Data entries
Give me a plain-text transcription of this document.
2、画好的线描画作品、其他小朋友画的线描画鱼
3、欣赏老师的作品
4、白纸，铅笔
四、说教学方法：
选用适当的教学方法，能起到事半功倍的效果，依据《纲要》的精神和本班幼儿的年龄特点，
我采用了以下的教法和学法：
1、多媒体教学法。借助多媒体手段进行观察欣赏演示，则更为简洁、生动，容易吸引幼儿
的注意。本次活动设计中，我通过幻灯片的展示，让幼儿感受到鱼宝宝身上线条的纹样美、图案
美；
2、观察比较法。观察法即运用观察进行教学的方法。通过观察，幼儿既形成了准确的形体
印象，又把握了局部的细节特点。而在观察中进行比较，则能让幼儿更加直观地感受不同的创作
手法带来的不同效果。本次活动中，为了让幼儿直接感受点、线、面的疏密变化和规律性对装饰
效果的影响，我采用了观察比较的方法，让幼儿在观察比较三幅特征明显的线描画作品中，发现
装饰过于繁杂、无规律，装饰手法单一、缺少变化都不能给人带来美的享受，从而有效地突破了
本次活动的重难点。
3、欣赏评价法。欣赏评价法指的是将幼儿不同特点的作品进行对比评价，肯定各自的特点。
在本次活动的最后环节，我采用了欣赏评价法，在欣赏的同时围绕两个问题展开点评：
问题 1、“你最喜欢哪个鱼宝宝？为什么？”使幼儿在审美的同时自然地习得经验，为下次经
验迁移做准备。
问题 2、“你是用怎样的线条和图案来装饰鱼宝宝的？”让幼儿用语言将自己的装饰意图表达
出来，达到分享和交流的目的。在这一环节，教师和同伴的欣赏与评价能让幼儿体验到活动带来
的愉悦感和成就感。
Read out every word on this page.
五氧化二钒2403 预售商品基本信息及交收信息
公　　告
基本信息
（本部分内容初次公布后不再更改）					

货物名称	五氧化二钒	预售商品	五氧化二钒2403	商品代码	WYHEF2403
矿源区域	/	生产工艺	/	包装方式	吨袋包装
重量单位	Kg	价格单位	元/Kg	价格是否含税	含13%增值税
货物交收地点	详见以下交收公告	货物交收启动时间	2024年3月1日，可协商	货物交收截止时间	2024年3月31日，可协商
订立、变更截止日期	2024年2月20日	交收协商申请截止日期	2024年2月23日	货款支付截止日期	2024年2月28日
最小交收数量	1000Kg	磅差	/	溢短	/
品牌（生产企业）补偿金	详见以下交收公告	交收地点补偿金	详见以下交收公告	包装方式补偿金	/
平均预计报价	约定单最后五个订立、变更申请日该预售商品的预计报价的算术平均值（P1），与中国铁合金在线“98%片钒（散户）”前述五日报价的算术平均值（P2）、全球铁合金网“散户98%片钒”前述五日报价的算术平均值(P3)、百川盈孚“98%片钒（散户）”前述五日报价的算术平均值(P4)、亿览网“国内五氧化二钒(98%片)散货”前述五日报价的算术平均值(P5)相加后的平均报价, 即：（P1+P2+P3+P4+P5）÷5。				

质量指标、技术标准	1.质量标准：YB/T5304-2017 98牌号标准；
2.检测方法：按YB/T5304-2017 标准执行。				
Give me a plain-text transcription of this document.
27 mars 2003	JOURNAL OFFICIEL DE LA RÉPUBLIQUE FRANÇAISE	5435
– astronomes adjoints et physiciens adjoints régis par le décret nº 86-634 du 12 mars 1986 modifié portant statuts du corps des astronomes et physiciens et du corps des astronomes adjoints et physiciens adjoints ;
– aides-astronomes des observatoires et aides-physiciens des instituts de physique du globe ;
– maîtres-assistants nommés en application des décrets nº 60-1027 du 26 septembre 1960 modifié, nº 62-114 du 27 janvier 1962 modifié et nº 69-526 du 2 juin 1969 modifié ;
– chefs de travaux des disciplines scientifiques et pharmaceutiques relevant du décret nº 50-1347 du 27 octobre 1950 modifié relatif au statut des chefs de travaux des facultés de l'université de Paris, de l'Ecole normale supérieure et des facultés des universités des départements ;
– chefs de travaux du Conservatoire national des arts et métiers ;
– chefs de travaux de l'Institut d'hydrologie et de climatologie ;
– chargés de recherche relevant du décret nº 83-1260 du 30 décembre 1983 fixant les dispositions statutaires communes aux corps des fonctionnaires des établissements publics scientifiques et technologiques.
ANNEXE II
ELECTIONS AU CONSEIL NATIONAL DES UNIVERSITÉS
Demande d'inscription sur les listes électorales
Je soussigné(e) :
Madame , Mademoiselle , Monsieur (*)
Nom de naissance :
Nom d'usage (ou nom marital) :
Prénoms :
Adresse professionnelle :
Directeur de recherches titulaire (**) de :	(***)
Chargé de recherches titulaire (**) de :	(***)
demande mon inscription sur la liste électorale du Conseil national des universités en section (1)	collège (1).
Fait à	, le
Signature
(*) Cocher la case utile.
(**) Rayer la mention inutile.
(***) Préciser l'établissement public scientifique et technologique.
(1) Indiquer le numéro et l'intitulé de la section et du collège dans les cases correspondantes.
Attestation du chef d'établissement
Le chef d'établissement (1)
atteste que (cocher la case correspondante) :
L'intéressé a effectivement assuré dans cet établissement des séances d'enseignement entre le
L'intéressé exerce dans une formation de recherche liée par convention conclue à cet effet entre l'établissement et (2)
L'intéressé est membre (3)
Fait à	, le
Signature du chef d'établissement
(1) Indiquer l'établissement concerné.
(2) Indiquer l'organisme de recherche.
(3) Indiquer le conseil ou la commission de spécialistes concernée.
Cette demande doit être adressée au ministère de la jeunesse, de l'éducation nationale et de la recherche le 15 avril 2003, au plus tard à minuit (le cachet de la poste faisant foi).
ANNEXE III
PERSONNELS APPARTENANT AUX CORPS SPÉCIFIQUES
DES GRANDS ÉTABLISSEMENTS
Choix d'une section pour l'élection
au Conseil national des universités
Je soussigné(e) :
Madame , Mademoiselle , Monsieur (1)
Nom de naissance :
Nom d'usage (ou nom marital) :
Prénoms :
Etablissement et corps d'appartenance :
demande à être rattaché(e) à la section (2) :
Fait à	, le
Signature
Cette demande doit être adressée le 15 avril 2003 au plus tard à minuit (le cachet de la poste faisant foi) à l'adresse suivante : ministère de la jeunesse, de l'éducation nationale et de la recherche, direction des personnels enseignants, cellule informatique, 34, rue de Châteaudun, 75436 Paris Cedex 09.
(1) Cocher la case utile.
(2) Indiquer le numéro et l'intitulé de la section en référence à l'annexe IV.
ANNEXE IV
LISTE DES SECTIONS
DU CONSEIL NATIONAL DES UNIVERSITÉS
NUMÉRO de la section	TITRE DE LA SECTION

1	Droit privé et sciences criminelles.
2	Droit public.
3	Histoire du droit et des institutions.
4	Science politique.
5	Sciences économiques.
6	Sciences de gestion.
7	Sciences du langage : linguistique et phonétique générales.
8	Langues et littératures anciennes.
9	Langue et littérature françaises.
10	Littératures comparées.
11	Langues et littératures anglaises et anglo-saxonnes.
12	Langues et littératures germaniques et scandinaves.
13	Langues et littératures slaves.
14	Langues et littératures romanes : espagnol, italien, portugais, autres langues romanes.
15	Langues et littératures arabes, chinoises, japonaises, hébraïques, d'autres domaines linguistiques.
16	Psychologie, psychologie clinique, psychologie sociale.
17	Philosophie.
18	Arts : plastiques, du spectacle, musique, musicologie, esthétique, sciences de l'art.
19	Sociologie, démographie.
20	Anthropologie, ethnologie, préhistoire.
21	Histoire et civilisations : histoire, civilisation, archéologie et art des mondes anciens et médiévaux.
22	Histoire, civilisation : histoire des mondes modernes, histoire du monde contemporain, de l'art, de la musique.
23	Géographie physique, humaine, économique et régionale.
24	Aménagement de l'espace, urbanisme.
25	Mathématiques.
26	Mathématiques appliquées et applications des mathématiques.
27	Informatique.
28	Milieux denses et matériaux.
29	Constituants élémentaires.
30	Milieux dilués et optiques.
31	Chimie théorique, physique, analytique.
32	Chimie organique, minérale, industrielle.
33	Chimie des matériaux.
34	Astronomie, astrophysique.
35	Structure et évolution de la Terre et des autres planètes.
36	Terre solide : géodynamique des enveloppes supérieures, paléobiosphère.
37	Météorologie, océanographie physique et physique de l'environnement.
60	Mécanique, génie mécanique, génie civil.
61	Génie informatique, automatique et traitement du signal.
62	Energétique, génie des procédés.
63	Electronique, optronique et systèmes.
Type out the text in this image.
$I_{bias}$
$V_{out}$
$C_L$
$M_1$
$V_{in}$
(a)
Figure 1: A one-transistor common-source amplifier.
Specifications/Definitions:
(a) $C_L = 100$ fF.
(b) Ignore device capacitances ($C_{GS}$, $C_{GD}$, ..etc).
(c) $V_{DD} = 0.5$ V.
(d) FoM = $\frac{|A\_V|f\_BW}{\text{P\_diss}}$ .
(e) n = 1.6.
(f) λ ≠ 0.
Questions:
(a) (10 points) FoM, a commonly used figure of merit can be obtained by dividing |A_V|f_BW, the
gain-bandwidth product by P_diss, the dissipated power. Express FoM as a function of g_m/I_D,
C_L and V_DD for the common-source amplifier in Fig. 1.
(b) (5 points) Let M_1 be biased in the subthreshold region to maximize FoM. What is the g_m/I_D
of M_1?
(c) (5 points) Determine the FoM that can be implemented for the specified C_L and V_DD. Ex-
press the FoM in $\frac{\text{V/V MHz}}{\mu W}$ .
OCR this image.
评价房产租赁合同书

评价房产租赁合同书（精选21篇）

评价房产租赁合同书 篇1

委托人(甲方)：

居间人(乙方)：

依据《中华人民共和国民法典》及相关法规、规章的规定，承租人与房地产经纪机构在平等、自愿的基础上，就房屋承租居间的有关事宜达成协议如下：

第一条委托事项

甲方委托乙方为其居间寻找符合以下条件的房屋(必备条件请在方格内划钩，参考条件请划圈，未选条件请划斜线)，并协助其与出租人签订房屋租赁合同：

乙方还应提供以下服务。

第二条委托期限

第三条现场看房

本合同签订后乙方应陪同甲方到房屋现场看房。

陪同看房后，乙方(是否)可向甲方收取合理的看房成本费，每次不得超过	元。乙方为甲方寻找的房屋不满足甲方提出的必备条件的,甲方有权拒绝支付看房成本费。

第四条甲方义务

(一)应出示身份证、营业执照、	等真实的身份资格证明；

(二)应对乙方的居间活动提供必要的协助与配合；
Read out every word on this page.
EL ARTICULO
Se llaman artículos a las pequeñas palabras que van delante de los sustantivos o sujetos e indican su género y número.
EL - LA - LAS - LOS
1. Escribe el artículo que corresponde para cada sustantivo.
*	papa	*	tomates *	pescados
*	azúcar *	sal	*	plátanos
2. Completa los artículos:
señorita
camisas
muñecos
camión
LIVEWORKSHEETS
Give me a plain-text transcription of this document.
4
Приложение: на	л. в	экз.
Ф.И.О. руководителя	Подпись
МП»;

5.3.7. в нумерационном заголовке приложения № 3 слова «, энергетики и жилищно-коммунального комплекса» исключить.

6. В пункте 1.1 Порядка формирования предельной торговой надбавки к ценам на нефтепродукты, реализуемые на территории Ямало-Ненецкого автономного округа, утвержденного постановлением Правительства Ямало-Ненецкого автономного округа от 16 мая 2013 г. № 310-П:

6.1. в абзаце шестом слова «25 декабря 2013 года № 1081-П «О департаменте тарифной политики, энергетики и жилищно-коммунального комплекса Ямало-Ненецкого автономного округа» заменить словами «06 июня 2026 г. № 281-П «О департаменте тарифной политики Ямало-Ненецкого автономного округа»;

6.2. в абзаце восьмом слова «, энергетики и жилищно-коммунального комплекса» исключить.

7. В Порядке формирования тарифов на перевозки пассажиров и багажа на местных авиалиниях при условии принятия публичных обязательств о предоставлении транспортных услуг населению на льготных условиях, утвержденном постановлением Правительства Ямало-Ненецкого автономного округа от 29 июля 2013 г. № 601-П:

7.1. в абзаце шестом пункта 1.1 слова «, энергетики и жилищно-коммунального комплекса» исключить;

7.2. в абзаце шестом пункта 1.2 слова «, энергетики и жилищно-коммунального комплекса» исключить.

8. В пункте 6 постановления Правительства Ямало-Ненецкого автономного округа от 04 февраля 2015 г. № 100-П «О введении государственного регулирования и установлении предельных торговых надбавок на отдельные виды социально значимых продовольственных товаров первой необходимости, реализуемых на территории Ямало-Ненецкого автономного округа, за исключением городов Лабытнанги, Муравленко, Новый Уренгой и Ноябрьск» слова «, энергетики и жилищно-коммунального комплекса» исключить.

REQUIREMENT: Copy all lines of the listing above that contain the string "постановлением".

THE RESULT:
6. В пункте 1.1 Порядка формирования предельной торговой надбавки к ценам на нефтепродукты, реализуемые на территории Ямало-Ненецкого автономного округа, утвержденного постановлением Правительства Ямало-Ненецкого автономного округа от 16 мая 2013 г. № 310-П:
7. В Порядке формирования тарифов на перевозки пассажиров и багажа на местных авиалиниях при условии принятия публичных обязательств о предоставлении транспортных услуг населению на льготных условиях, утвержденном постановлением Правительства Ямало-Ненецкого автономного округа от 29 июля 2013 г. № 601-П:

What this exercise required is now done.